Check each line of the listing below for the word "lite版選択肢" and say how many lines have it. Nothing else should be written.

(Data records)
_____

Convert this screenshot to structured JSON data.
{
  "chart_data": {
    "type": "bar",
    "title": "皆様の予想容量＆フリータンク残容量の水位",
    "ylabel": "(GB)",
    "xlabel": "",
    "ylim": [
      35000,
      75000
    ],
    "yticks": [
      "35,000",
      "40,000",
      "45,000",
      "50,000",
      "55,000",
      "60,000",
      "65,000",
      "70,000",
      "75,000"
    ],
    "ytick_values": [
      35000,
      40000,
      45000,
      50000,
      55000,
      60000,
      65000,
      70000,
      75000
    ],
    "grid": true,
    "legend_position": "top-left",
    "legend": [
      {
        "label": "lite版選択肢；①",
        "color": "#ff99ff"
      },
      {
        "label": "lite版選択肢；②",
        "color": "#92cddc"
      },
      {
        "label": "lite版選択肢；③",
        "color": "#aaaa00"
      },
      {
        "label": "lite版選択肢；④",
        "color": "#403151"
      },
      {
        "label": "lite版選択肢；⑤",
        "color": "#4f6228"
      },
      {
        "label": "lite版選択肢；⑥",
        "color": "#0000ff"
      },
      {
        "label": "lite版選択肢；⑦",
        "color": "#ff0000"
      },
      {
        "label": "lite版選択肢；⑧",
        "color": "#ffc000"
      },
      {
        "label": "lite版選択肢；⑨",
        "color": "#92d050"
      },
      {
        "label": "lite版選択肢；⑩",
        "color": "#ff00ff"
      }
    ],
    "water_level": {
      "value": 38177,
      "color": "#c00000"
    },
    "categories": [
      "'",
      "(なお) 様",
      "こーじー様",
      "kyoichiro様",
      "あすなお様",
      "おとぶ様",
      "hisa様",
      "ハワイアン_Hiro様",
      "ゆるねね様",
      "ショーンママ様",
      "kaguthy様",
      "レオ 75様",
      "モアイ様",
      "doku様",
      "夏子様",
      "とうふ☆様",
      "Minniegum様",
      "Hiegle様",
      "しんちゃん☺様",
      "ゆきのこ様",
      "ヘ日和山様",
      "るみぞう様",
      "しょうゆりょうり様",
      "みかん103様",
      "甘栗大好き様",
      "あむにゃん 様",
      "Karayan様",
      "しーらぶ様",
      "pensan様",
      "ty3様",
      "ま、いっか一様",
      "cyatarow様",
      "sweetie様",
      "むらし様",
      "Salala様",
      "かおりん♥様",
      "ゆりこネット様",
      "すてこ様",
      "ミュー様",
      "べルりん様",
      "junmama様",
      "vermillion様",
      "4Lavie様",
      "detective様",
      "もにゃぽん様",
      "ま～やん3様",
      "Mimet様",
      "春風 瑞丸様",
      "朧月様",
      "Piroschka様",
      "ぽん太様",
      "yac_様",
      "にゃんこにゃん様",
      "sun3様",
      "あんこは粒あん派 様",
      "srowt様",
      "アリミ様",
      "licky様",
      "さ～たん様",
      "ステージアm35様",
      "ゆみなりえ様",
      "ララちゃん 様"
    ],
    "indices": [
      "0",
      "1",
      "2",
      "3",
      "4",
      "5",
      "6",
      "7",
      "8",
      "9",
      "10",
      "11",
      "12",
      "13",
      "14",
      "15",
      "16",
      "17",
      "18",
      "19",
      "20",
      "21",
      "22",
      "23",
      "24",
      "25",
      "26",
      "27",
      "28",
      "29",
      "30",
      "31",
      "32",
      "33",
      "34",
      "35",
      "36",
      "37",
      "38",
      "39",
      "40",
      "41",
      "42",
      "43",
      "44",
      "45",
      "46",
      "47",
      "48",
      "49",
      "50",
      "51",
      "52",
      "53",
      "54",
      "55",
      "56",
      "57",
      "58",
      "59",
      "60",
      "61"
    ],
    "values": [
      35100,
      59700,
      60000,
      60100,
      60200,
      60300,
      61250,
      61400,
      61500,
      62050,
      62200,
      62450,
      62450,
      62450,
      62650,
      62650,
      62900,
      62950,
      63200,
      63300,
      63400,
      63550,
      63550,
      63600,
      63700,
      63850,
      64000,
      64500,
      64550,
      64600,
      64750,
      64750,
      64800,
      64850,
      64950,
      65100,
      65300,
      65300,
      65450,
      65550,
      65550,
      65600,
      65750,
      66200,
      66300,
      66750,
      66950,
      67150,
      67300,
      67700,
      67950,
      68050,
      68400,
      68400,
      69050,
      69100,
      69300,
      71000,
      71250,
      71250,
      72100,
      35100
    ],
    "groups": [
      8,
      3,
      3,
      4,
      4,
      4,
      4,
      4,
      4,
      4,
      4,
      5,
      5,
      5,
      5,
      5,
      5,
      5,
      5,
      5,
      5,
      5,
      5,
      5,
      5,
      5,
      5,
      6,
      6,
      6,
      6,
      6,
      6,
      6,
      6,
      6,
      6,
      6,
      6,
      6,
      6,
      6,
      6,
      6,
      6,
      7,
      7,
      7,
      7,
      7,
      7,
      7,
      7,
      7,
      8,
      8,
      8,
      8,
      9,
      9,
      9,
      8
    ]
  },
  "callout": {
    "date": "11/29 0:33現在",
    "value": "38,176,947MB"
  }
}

_____

» Complete output:
10